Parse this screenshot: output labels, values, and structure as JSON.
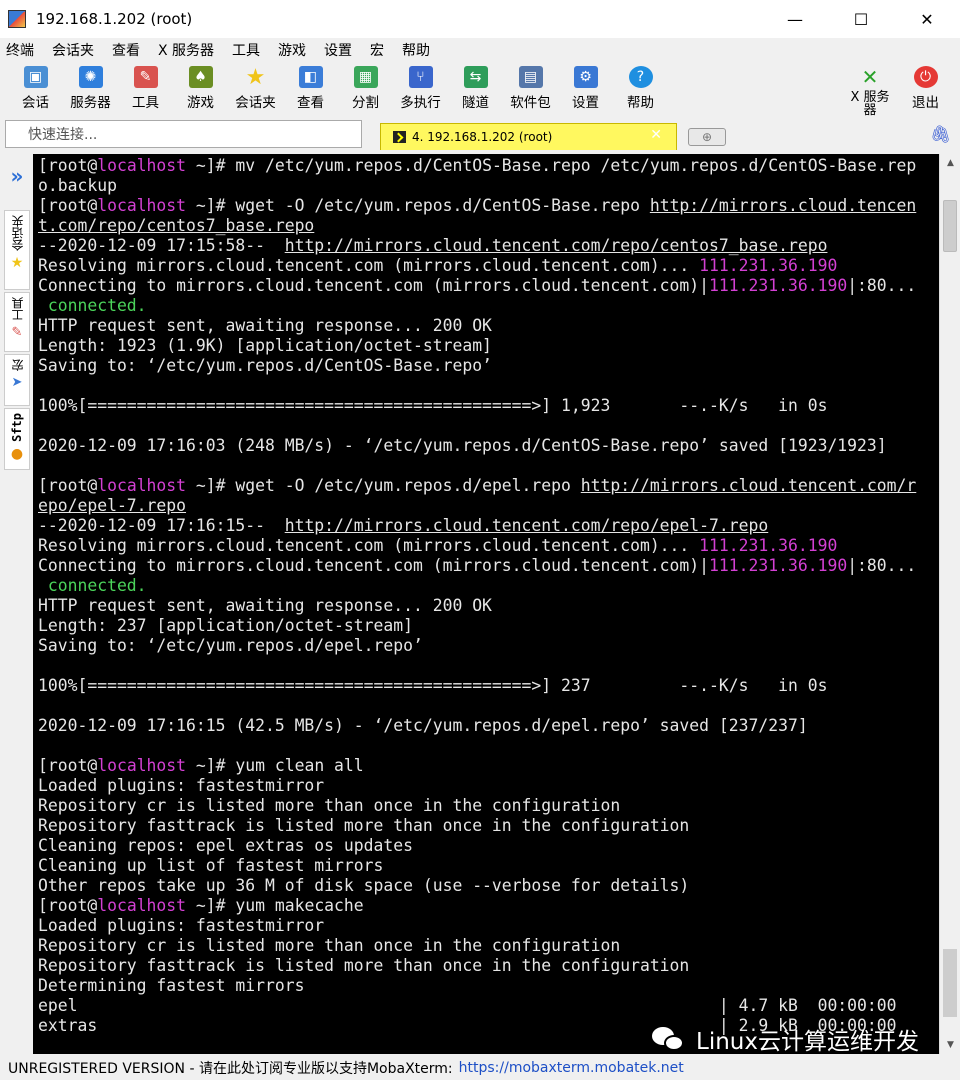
{
  "window": {
    "title": "192.168.1.202 (root)",
    "minimize": "—",
    "maximize": "☐",
    "close": "✕"
  },
  "menu": [
    "终端",
    "会话夹",
    "查看",
    "X 服务器",
    "工具",
    "游戏",
    "设置",
    "宏",
    "帮助"
  ],
  "toolbar": {
    "items": [
      {
        "label": "会话",
        "icon": "session-icon",
        "color": "#4a8fd4"
      },
      {
        "label": "服务器",
        "icon": "servers-icon",
        "color": "#2f7fdc"
      },
      {
        "label": "工具",
        "icon": "tools-icon",
        "color": "#d9534f"
      },
      {
        "label": "游戏",
        "icon": "games-icon",
        "color": "#6b8e23"
      },
      {
        "label": "会话夹",
        "icon": "star-icon",
        "color": "#f0c419"
      },
      {
        "label": "查看",
        "icon": "view-icon",
        "color": "#3b7dd8"
      },
      {
        "label": "分割",
        "icon": "split-icon",
        "color": "#3aa65a"
      },
      {
        "label": "多执行",
        "icon": "multiexec-icon",
        "color": "#3a66cc"
      },
      {
        "label": "隧道",
        "icon": "tunnel-icon",
        "color": "#2e9d5a"
      },
      {
        "label": "软件包",
        "icon": "packages-icon",
        "color": "#5577aa"
      },
      {
        "label": "设置",
        "icon": "settings-icon",
        "color": "#3a78d4"
      },
      {
        "label": "帮助",
        "icon": "help-icon",
        "color": "#1f8fe0"
      }
    ],
    "xserver_label": "X 服务器",
    "exit_label": "退出"
  },
  "quick_connect": {
    "placeholder": "快速连接..."
  },
  "tab": {
    "label": "4. 192.168.1.202 (root)",
    "close": "✕",
    "new_tab": "⊕"
  },
  "sidebar": {
    "items": [
      "会话夹",
      "工具",
      "宏",
      "Sftp"
    ]
  },
  "terminal": {
    "lines": [
      [
        [
          "[root@",
          ""
        ],
        [
          "localhost",
          "host"
        ],
        [
          " ~]# mv /etc/yum.repos.d/CentOS-Base.repo /etc/yum.repos.d/CentOS-Base.rep",
          ""
        ]
      ],
      [
        [
          "o.backup",
          ""
        ]
      ],
      [
        [
          "[root@",
          ""
        ],
        [
          "localhost",
          "host"
        ],
        [
          " ~]# wget -O /etc/yum.repos.d/CentOS-Base.repo ",
          ""
        ],
        [
          "http://mirrors.cloud.tencen",
          "url"
        ]
      ],
      [
        [
          "t.com/repo/centos7_base.repo",
          "url"
        ]
      ],
      [
        [
          "--2020-12-09 17:15:58--  ",
          ""
        ],
        [
          "http://mirrors.cloud.tencent.com/repo/centos7_base.repo",
          "url"
        ]
      ],
      [
        [
          "Resolving mirrors.cloud.tencent.com (mirrors.cloud.tencent.com)... ",
          ""
        ],
        [
          "111.231.36.190",
          "ip"
        ]
      ],
      [
        [
          "Connecting to mirrors.cloud.tencent.com (mirrors.cloud.tencent.com)|",
          ""
        ],
        [
          "111.231.36.190",
          "ip"
        ],
        [
          "|:80...",
          ""
        ]
      ],
      [
        [
          " connected.",
          "green"
        ]
      ],
      [
        [
          "HTTP request sent, awaiting response... 200 OK",
          ""
        ]
      ],
      [
        [
          "Length: 1923 (1.9K) [application/octet-stream]",
          ""
        ]
      ],
      [
        [
          "Saving to: ‘/etc/yum.repos.d/CentOS-Base.repo’",
          ""
        ]
      ],
      [
        [
          "",
          ""
        ]
      ],
      [
        [
          "100%[=============================================>] 1,923       --.-K/s   in 0s",
          ""
        ]
      ],
      [
        [
          "",
          ""
        ]
      ],
      [
        [
          "2020-12-09 17:16:03 (248 MB/s) - ‘/etc/yum.repos.d/CentOS-Base.repo’ saved [1923/1923]",
          ""
        ]
      ],
      [
        [
          "",
          ""
        ]
      ],
      [
        [
          "[root@",
          ""
        ],
        [
          "localhost",
          "host"
        ],
        [
          " ~]# wget -O /etc/yum.repos.d/epel.repo ",
          ""
        ],
        [
          "http://mirrors.cloud.tencent.com/r",
          "url"
        ]
      ],
      [
        [
          "epo/epel-7.repo",
          "url"
        ]
      ],
      [
        [
          "--2020-12-09 17:16:15--  ",
          ""
        ],
        [
          "http://mirrors.cloud.tencent.com/repo/epel-7.repo",
          "url"
        ]
      ],
      [
        [
          "Resolving mirrors.cloud.tencent.com (mirrors.cloud.tencent.com)... ",
          ""
        ],
        [
          "111.231.36.190",
          "ip"
        ]
      ],
      [
        [
          "Connecting to mirrors.cloud.tencent.com (mirrors.cloud.tencent.com)|",
          ""
        ],
        [
          "111.231.36.190",
          "ip"
        ],
        [
          "|:80...",
          ""
        ]
      ],
      [
        [
          " connected.",
          "green"
        ]
      ],
      [
        [
          "HTTP request sent, awaiting response... 200 OK",
          ""
        ]
      ],
      [
        [
          "Length: 237 [application/octet-stream]",
          ""
        ]
      ],
      [
        [
          "Saving to: ‘/etc/yum.repos.d/epel.repo’",
          ""
        ]
      ],
      [
        [
          "",
          ""
        ]
      ],
      [
        [
          "100%[=============================================>] 237         --.-K/s   in 0s",
          ""
        ]
      ],
      [
        [
          "",
          ""
        ]
      ],
      [
        [
          "2020-12-09 17:16:15 (42.5 MB/s) - ‘/etc/yum.repos.d/epel.repo’ saved [237/237]",
          ""
        ]
      ],
      [
        [
          "",
          ""
        ]
      ],
      [
        [
          "[root@",
          ""
        ],
        [
          "localhost",
          "host"
        ],
        [
          " ~]# yum clean all",
          ""
        ]
      ],
      [
        [
          "Loaded plugins: fastestmirror",
          ""
        ]
      ],
      [
        [
          "Repository cr is listed more than once in the configuration",
          ""
        ]
      ],
      [
        [
          "Repository fasttrack is listed more than once in the configuration",
          ""
        ]
      ],
      [
        [
          "Cleaning repos: epel extras os updates",
          ""
        ]
      ],
      [
        [
          "Cleaning up list of fastest mirrors",
          ""
        ]
      ],
      [
        [
          "Other repos take up 36 M of disk space (use --verbose for details)",
          ""
        ]
      ],
      [
        [
          "[root@",
          ""
        ],
        [
          "localhost",
          "host"
        ],
        [
          " ~]# yum makecache",
          ""
        ]
      ],
      [
        [
          "Loaded plugins: fastestmirror",
          ""
        ]
      ],
      [
        [
          "Repository cr is listed more than once in the configuration",
          ""
        ]
      ],
      [
        [
          "Repository fasttrack is listed more than once in the configuration",
          ""
        ]
      ],
      [
        [
          "Determining fastest mirrors",
          ""
        ]
      ],
      [
        [
          "epel                                                                 | 4.7 kB  00:00:00",
          ""
        ]
      ],
      [
        [
          "extras                                                               | 2.9 kB  00:00:00",
          ""
        ]
      ]
    ]
  },
  "statusbar": {
    "text": "UNREGISTERED VERSION  -  请在此处订阅专业版以支持MobaXterm:",
    "link": "https://mobaxterm.mobatek.net"
  },
  "watermark": {
    "text": "Linux云计算运维开发"
  }
}
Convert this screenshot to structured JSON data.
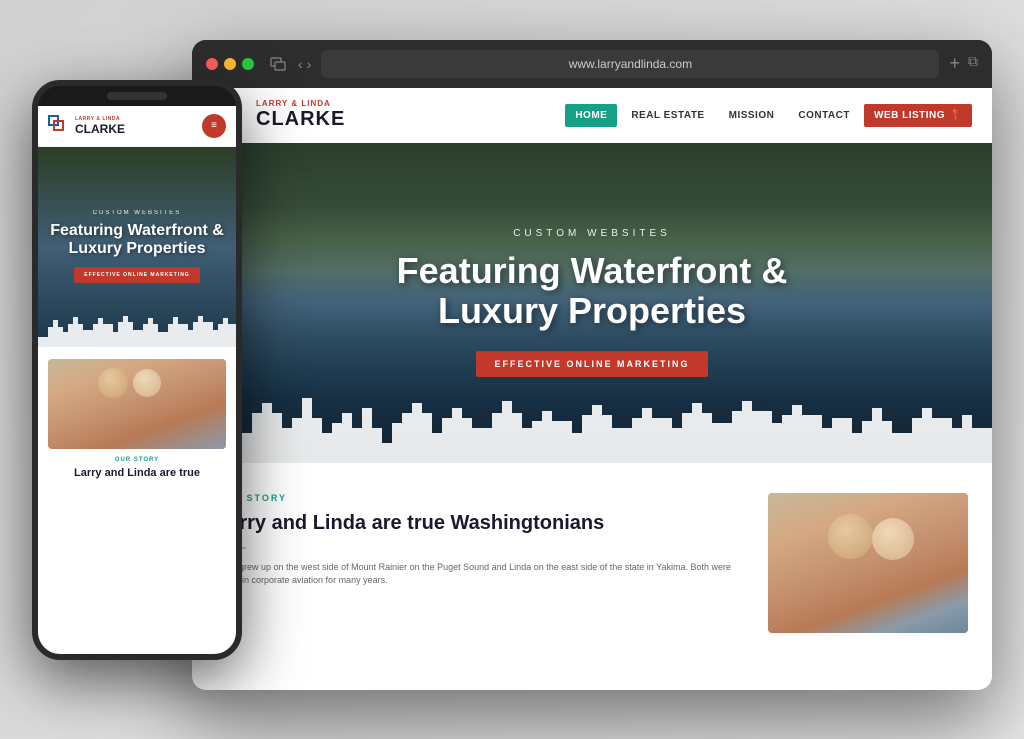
{
  "scene": {
    "background": "#e0e0e0"
  },
  "desktop": {
    "browser": {
      "url": "www.larryandlinda.com",
      "traffic_lights": [
        "red",
        "yellow",
        "green"
      ]
    },
    "site": {
      "logo": {
        "small_text": "LARRY & LINDA",
        "large_text": "CLARKE"
      },
      "nav": {
        "items": [
          {
            "label": "HOME",
            "active": true
          },
          {
            "label": "REAL ESTATE",
            "active": false
          },
          {
            "label": "MISSION",
            "active": false
          },
          {
            "label": "CONTACT",
            "active": false
          }
        ],
        "cta_button": "WEB LISTING"
      },
      "hero": {
        "subtitle": "CUSTOM WEBSITES",
        "title": "Featuring Waterfront & Luxury Properties",
        "cta": "EFFECTIVE ONLINE MARKETING"
      },
      "story": {
        "tag": "OUR STORY",
        "heading": "Larry and Linda are true Washingtonians",
        "body": "Larry grew up on the west side of Mount Rainier on the Puget Sound and Linda on the east side of the state in Yakima. Both were active in corporate aviation for many years."
      }
    }
  },
  "mobile": {
    "logo": {
      "small_text": "LARRY & LINDA",
      "large_text": "CLARKE"
    },
    "hero": {
      "subtitle": "CUSTOM WEBSITES",
      "title": "Featuring Waterfront & Luxury Properties",
      "cta": "EFFECTIVE ONLINE MARKETING"
    },
    "story": {
      "tag": "OUR STORY",
      "heading": "Larry and Linda are true"
    }
  }
}
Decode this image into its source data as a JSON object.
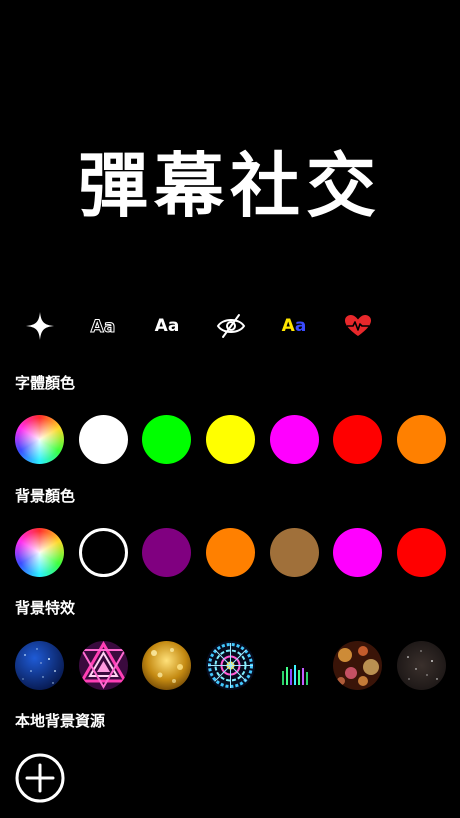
{
  "app": {
    "title": "彈幕社交"
  },
  "toolbar": {
    "items": [
      {
        "name": "sparkle",
        "icon": "sparkle-icon"
      },
      {
        "name": "outline-text",
        "icon": "outline-text-icon",
        "label": "Aa"
      },
      {
        "name": "plain-text",
        "icon": "plain-text-icon",
        "label": "Aa"
      },
      {
        "name": "hide",
        "icon": "eye-slash-icon"
      },
      {
        "name": "color-text",
        "icon": "color-text-icon",
        "label_a": "A",
        "label_b": "a"
      },
      {
        "name": "heartbeat",
        "icon": "heartbeat-icon"
      }
    ]
  },
  "font_colors": {
    "label": "字體顏色",
    "swatches": [
      "rainbow",
      "#ffffff",
      "#00ff00",
      "#ffff00",
      "#ff00ff",
      "#ff0000",
      "#ff8000"
    ]
  },
  "background_colors": {
    "label": "背景顏色",
    "swatches": [
      "rainbow",
      "none",
      "#800080",
      "#ff8000",
      "#a0703a",
      "#ff00ff",
      "#ff0000"
    ]
  },
  "background_effects": {
    "label": "背景特效",
    "items": [
      "starfield-blue",
      "neon-triangles",
      "gold-glitter",
      "blue-kaleidoscope",
      "aurora-bars",
      "bokeh-lights",
      "dark-stars"
    ]
  },
  "local_backgrounds": {
    "label": "本地背景資源",
    "add_icon": "plus-circle-icon"
  }
}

## Stated exercise
Copy every line that contains the string "heading".

## Solution
        "heading": "Larry and Linda are true Washingtonians",
      "heading": "Larry and Linda are true"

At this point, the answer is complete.